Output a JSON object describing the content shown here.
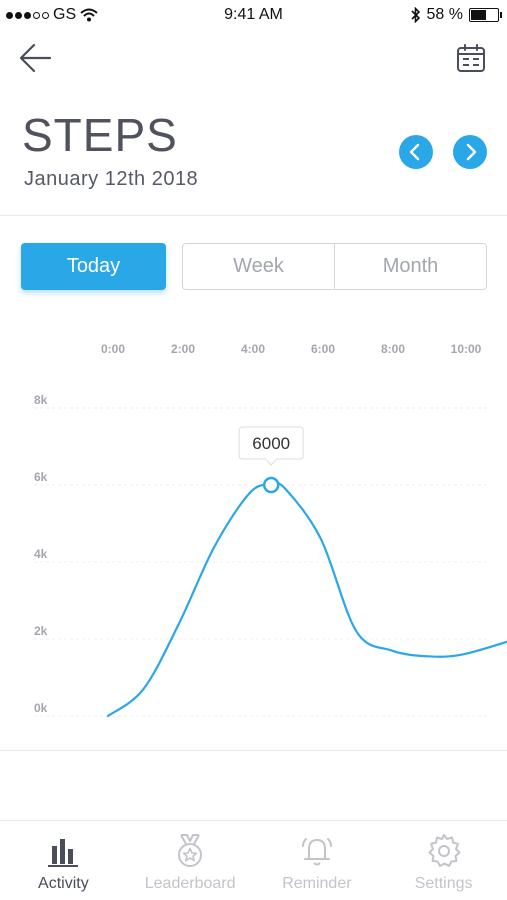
{
  "status_bar": {
    "carrier": "GS",
    "time": "9:41 AM",
    "battery": "58 %",
    "battery_level": 0.58
  },
  "header": {
    "title": "STEPS",
    "date": "January 12th 2018"
  },
  "segments": {
    "today": "Today",
    "week": "Week",
    "month": "Month",
    "selected": "Today"
  },
  "chart_data": {
    "type": "line",
    "x_tick_labels": [
      "0:00",
      "2:00",
      "4:00",
      "6:00",
      "8:00",
      "10:00"
    ],
    "y_tick_labels": [
      "8k",
      "6k",
      "4k",
      "2k",
      "0k"
    ],
    "ylim": [
      0,
      8000
    ],
    "xlim": [
      0,
      11.5
    ],
    "x": [
      0,
      1,
      2,
      3,
      4,
      4.6,
      5,
      6,
      7,
      8,
      9,
      10,
      11.5
    ],
    "values": [
      0,
      700,
      2400,
      4400,
      5800,
      6000,
      5900,
      4600,
      2200,
      1700,
      1550,
      1600,
      2000
    ],
    "highlight": {
      "x": 4.6,
      "value": 6000,
      "label": "6000"
    },
    "line_color": "#2aa7e6",
    "grid": true
  },
  "tabs": [
    {
      "label": "Activity",
      "icon": "bar-chart-icon",
      "active": true
    },
    {
      "label": "Leaderboard",
      "icon": "medal-icon",
      "active": false
    },
    {
      "label": "Reminder",
      "icon": "bell-icon",
      "active": false
    },
    {
      "label": "Settings",
      "icon": "gear-icon",
      "active": false
    }
  ],
  "colors": {
    "accent": "#2aa7e6",
    "text": "#4a4d5a",
    "muted": "#c2c4ca"
  }
}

------

Task to complete
Make an exact copy of the listing above. Do not include the pictures.

Full output
Output a JSON object describing the content shown here.
{
  "status_bar": {
    "carrier": "GS",
    "time": "9:41 AM",
    "battery": "58 %",
    "battery_level": 0.58
  },
  "header": {
    "title": "STEPS",
    "date": "January 12th 2018"
  },
  "segments": {
    "today": "Today",
    "week": "Week",
    "month": "Month",
    "selected": "Today"
  },
  "chart_data": {
    "type": "line",
    "x_tick_labels": [
      "0:00",
      "2:00",
      "4:00",
      "6:00",
      "8:00",
      "10:00"
    ],
    "y_tick_labels": [
      "8k",
      "6k",
      "4k",
      "2k",
      "0k"
    ],
    "ylim": [
      0,
      8000
    ],
    "xlim": [
      0,
      11.5
    ],
    "x": [
      0,
      1,
      2,
      3,
      4,
      4.6,
      5,
      6,
      7,
      8,
      9,
      10,
      11.5
    ],
    "values": [
      0,
      700,
      2400,
      4400,
      5800,
      6000,
      5900,
      4600,
      2200,
      1700,
      1550,
      1600,
      2000
    ],
    "highlight": {
      "x": 4.6,
      "value": 6000,
      "label": "6000"
    },
    "line_color": "#2aa7e6",
    "grid": true
  },
  "tabs": [
    {
      "label": "Activity",
      "icon": "bar-chart-icon",
      "active": true
    },
    {
      "label": "Leaderboard",
      "icon": "medal-icon",
      "active": false
    },
    {
      "label": "Reminder",
      "icon": "bell-icon",
      "active": false
    },
    {
      "label": "Settings",
      "icon": "gear-icon",
      "active": false
    }
  ],
  "colors": {
    "accent": "#2aa7e6",
    "text": "#4a4d5a",
    "muted": "#c2c4ca"
  }
}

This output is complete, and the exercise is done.